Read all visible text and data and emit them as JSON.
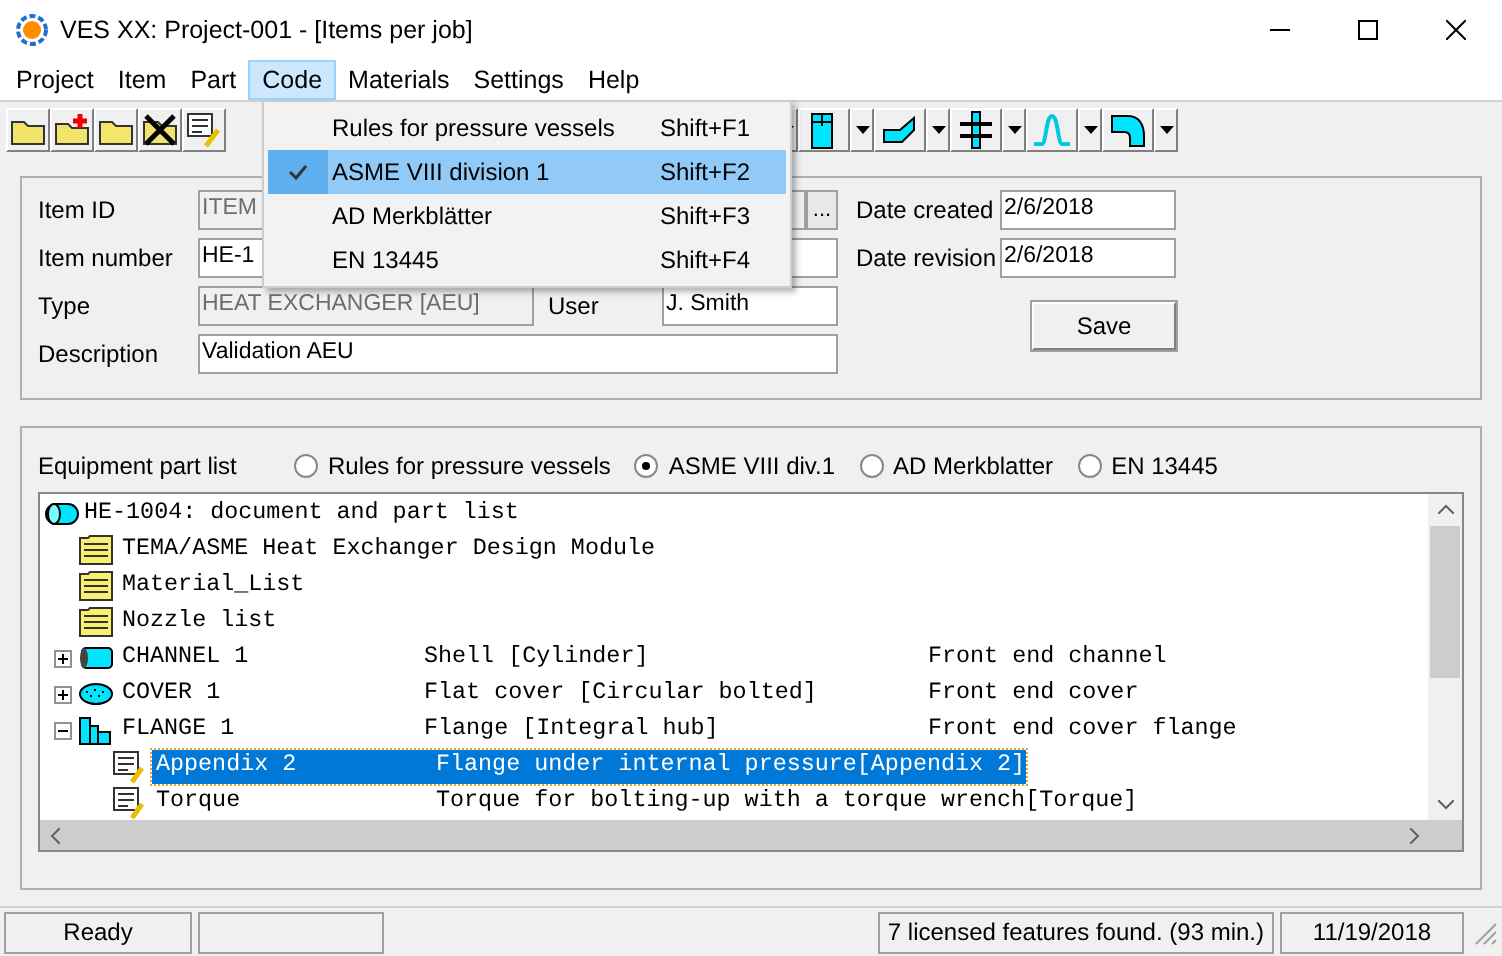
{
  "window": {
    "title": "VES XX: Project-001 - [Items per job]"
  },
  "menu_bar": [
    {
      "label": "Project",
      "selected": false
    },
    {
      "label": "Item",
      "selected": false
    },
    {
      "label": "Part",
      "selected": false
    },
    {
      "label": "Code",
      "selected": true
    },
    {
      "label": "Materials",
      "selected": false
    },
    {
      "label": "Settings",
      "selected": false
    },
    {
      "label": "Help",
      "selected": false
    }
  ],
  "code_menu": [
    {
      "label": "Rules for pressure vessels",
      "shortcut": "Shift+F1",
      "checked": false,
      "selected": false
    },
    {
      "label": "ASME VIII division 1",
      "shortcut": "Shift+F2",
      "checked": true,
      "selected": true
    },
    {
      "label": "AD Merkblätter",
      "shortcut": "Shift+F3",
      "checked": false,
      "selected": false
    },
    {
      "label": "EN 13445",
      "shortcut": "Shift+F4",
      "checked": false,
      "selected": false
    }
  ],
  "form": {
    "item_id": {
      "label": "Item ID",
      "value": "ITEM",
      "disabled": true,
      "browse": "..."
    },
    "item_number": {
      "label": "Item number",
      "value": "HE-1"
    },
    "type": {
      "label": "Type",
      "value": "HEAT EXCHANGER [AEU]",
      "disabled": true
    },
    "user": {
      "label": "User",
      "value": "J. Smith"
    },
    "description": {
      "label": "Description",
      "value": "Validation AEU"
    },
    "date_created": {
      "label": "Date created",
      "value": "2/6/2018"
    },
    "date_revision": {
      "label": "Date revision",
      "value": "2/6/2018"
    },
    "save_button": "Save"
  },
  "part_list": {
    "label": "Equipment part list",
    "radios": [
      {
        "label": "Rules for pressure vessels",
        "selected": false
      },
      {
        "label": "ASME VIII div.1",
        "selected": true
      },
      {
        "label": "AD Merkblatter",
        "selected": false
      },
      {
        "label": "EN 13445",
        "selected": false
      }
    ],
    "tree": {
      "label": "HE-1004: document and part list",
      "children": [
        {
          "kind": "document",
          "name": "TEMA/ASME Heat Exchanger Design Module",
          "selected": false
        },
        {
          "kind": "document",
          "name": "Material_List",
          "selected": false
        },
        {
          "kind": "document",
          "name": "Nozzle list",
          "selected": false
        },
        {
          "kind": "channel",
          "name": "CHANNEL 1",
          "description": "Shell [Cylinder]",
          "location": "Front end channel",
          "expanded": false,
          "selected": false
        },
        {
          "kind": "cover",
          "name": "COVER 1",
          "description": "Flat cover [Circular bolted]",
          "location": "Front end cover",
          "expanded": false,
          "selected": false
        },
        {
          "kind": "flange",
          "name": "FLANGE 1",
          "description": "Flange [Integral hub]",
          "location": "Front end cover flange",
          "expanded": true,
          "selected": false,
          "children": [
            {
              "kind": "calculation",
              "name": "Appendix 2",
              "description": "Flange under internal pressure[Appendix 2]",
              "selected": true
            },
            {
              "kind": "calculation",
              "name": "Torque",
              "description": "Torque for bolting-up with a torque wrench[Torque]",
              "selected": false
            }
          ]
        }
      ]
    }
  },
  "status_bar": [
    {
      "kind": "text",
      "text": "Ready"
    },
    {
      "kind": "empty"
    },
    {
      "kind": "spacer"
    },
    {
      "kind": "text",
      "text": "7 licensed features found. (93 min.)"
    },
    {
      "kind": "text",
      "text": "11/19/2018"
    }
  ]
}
··········
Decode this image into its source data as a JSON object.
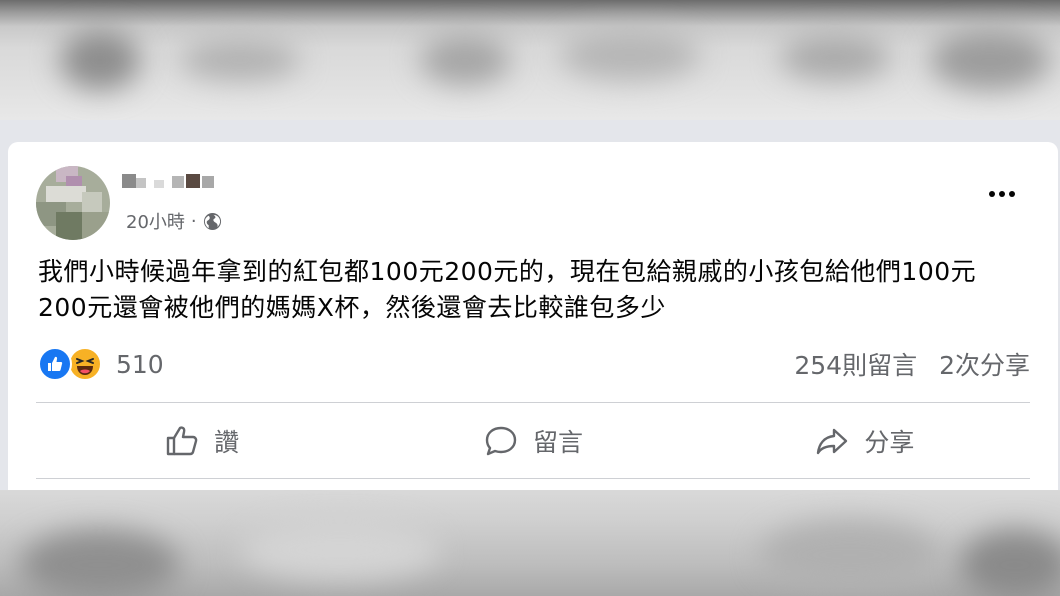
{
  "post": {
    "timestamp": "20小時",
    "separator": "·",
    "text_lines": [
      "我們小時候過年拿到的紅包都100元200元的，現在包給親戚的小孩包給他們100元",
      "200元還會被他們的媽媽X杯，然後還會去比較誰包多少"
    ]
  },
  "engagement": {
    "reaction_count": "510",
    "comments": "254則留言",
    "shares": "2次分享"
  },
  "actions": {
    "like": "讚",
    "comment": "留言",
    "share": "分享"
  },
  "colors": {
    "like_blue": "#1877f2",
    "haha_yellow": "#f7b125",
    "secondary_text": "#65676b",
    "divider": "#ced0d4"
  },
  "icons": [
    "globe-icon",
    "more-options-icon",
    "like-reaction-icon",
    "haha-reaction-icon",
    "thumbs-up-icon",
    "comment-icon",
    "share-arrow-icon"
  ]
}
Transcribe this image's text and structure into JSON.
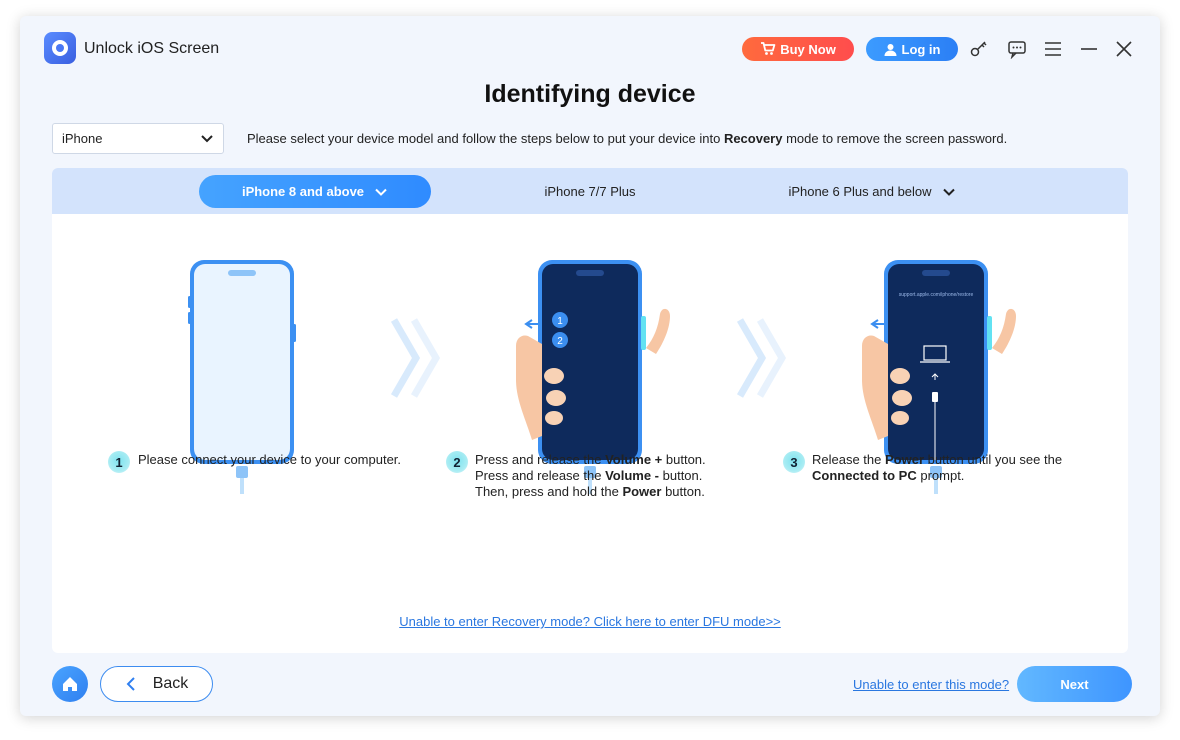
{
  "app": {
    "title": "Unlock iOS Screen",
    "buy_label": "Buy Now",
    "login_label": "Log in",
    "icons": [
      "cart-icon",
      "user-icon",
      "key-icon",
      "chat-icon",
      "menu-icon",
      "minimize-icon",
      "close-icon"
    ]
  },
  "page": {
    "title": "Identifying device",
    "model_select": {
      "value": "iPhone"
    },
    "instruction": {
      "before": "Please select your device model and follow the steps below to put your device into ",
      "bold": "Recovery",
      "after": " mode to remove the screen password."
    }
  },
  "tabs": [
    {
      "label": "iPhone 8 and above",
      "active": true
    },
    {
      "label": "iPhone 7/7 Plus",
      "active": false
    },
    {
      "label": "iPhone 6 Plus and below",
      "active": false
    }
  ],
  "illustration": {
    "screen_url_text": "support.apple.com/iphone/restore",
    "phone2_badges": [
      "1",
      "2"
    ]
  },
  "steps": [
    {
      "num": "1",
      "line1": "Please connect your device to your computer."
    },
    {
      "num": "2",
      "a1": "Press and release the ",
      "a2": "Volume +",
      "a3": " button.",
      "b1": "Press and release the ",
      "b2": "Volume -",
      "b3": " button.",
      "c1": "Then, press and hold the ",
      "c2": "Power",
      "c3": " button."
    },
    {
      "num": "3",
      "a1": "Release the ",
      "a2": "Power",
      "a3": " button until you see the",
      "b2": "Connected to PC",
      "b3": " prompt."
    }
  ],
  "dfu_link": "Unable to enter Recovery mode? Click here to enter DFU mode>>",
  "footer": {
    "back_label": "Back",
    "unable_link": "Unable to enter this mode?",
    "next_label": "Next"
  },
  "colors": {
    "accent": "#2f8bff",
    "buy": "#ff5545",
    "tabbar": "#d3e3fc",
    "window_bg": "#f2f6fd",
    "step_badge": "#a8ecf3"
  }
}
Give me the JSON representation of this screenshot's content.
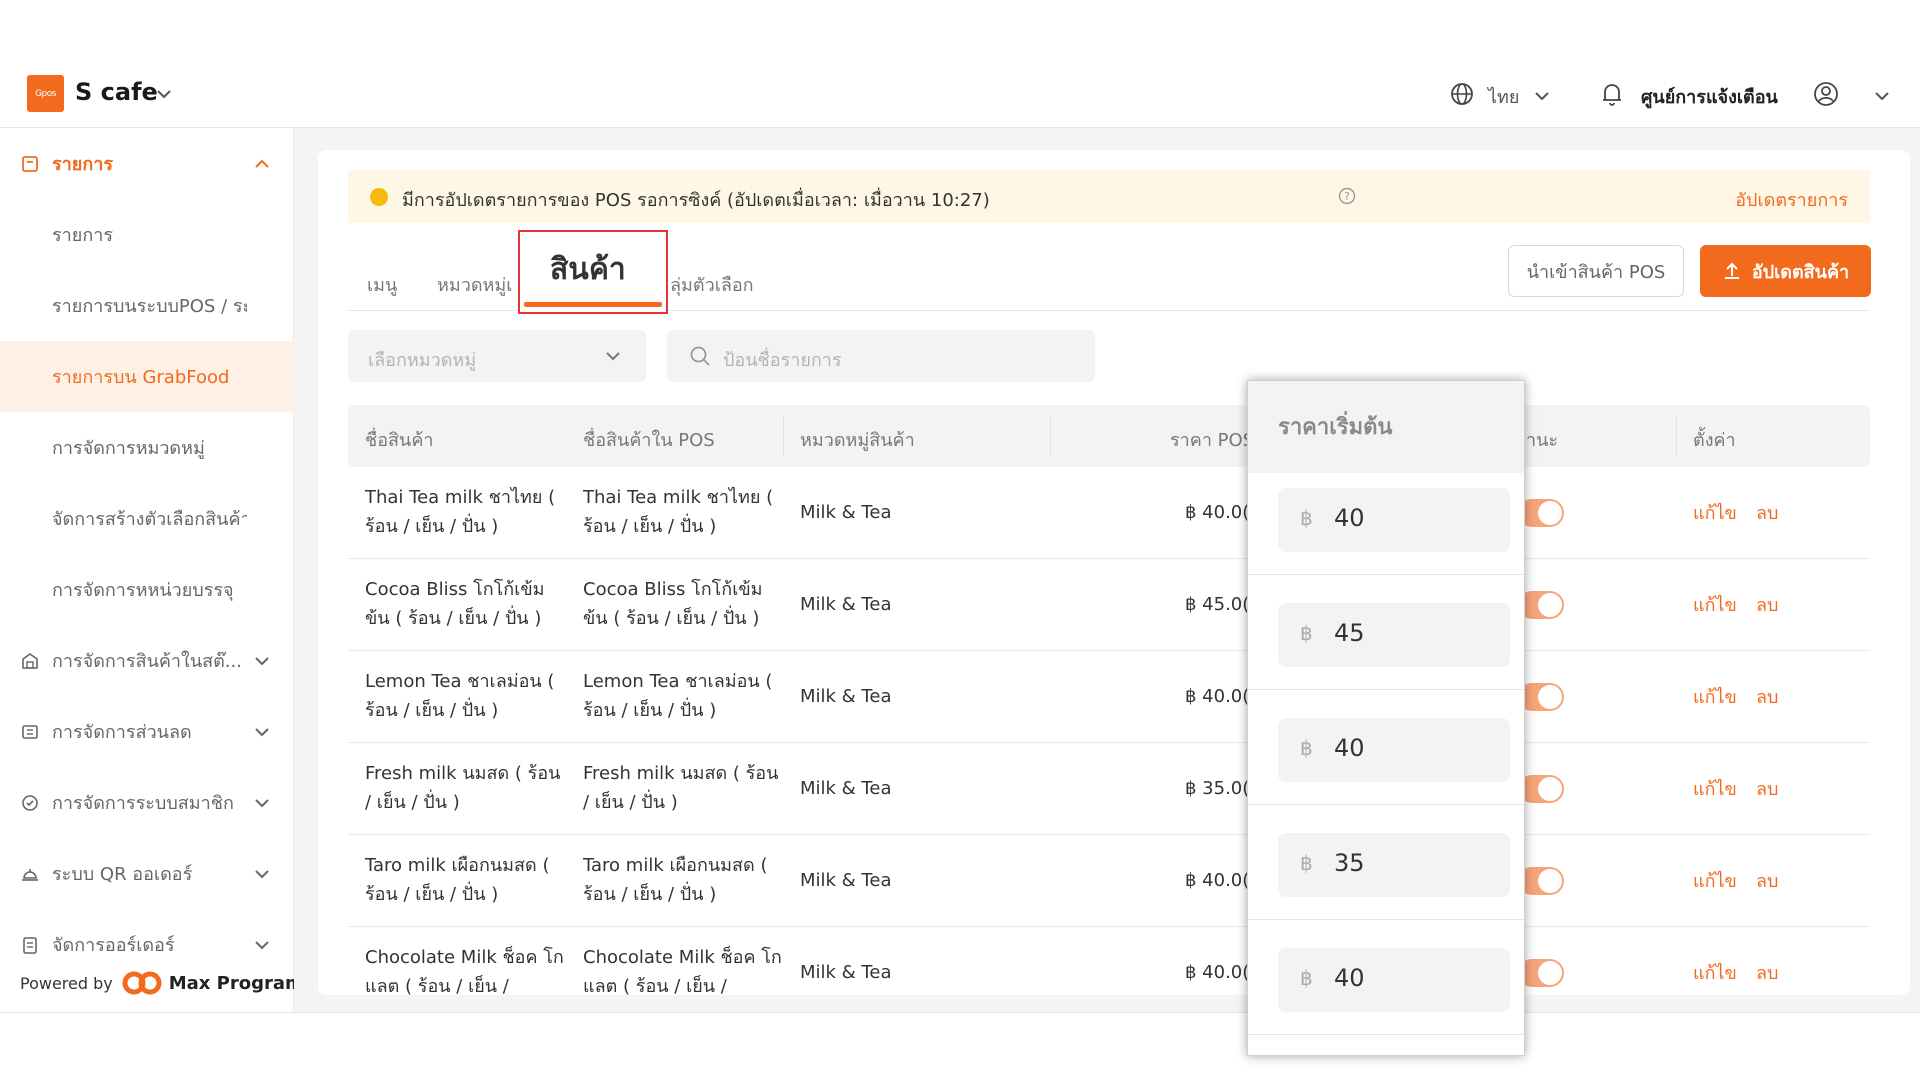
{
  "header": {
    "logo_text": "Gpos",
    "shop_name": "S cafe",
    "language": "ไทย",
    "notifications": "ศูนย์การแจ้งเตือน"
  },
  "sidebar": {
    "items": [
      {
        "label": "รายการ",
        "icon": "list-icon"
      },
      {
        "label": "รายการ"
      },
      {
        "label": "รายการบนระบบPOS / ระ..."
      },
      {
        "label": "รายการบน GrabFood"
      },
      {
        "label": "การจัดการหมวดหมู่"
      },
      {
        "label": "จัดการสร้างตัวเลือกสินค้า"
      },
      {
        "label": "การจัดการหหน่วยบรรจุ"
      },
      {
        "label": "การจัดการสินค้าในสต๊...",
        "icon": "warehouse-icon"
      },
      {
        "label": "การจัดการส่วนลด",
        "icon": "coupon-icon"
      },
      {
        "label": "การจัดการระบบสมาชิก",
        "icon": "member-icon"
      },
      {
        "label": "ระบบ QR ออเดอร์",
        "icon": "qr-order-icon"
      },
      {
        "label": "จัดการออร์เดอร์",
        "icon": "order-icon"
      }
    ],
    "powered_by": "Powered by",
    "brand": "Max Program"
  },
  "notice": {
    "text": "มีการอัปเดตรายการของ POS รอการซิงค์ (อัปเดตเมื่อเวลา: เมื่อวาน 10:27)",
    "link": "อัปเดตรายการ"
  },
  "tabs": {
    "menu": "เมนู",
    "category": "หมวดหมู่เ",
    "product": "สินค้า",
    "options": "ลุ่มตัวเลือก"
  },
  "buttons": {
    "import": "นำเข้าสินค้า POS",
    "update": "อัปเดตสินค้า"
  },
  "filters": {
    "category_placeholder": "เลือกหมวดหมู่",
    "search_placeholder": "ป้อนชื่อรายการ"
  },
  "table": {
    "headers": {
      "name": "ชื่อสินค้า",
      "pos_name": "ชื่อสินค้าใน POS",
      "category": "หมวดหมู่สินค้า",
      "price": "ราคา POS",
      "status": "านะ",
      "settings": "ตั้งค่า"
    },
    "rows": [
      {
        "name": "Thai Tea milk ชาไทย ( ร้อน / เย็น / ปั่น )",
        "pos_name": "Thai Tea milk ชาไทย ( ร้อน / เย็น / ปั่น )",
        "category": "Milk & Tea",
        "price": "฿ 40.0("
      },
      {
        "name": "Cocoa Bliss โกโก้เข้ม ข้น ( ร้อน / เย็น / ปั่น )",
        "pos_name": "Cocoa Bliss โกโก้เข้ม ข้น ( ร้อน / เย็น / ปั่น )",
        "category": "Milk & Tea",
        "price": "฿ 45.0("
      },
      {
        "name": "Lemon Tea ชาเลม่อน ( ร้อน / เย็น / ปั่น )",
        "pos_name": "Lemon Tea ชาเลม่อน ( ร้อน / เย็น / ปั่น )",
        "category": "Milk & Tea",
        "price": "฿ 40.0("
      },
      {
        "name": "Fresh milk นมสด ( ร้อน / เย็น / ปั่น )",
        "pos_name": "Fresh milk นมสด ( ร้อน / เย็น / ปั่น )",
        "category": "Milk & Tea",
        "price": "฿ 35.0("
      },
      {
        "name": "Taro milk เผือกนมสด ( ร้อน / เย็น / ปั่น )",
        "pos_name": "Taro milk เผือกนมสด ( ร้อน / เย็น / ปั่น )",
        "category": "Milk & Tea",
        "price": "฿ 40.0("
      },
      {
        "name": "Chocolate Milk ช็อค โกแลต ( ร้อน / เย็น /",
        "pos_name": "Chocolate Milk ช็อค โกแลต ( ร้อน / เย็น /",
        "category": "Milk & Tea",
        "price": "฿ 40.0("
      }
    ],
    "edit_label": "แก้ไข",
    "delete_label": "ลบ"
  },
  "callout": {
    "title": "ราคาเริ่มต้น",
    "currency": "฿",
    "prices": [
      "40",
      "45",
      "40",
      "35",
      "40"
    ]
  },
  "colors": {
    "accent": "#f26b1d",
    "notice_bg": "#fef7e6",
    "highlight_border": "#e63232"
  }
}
··········
WHAT IS EXPECTED =>
Report the number of lines in the entries above that include the word "Recovery" and add nothing to it.

THE REPLY =>
2